Written task >> Quote every line of the material below verbatim, leaving the pictures out of your answer.

[Element-and-box listings]

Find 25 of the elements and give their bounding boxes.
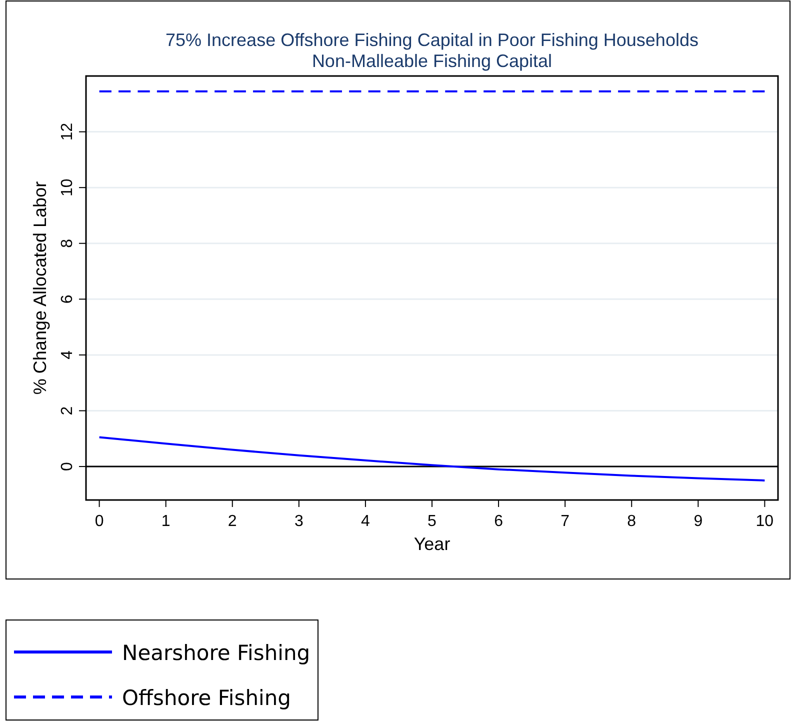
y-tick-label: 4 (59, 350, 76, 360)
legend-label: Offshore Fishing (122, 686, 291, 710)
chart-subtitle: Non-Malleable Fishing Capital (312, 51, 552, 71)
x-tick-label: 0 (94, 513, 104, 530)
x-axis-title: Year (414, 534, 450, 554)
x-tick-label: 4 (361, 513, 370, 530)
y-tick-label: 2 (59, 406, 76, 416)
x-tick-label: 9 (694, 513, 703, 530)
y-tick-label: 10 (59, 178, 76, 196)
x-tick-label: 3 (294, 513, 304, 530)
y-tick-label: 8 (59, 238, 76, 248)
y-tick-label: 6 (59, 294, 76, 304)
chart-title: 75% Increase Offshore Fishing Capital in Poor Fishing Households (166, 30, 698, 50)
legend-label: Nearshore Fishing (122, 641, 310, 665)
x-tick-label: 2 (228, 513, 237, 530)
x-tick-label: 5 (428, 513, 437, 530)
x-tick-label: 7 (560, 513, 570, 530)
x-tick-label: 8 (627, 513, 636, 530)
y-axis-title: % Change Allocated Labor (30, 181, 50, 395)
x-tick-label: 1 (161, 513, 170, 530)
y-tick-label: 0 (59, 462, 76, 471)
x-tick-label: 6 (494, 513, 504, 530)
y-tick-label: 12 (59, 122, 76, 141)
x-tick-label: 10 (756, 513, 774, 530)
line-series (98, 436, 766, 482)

Right answer >>
Find 25 of the elements and give their bounding boxes.
y-tick-label: 4 (59, 350, 76, 360)
legend-label: Offshore Fishing (122, 686, 291, 710)
chart-subtitle: Non-Malleable Fishing Capital (312, 51, 552, 71)
x-tick-label: 0 (94, 513, 104, 530)
x-axis-title: Year (414, 534, 450, 554)
x-tick-label: 4 (361, 513, 370, 530)
y-tick-label: 2 (59, 406, 76, 416)
x-tick-label: 9 (694, 513, 703, 530)
y-tick-label: 10 (59, 178, 76, 196)
x-tick-label: 3 (294, 513, 304, 530)
y-tick-label: 8 (59, 238, 76, 248)
y-tick-label: 6 (59, 294, 76, 304)
chart-title: 75% Increase Offshore Fishing Capital in Poor Fishing Households (166, 30, 698, 50)
legend-label: Nearshore Fishing (122, 641, 310, 665)
x-tick-label: 2 (228, 513, 237, 530)
x-tick-label: 5 (428, 513, 437, 530)
x-tick-label: 7 (560, 513, 570, 530)
x-tick-label: 8 (627, 513, 636, 530)
y-axis-title: % Change Allocated Labor (30, 181, 50, 395)
x-tick-label: 1 (161, 513, 170, 530)
y-tick-label: 0 (59, 462, 76, 471)
x-tick-label: 6 (494, 513, 504, 530)
y-tick-label: 12 (59, 122, 76, 141)
x-tick-label: 10 (756, 513, 774, 530)
line-series (98, 436, 766, 482)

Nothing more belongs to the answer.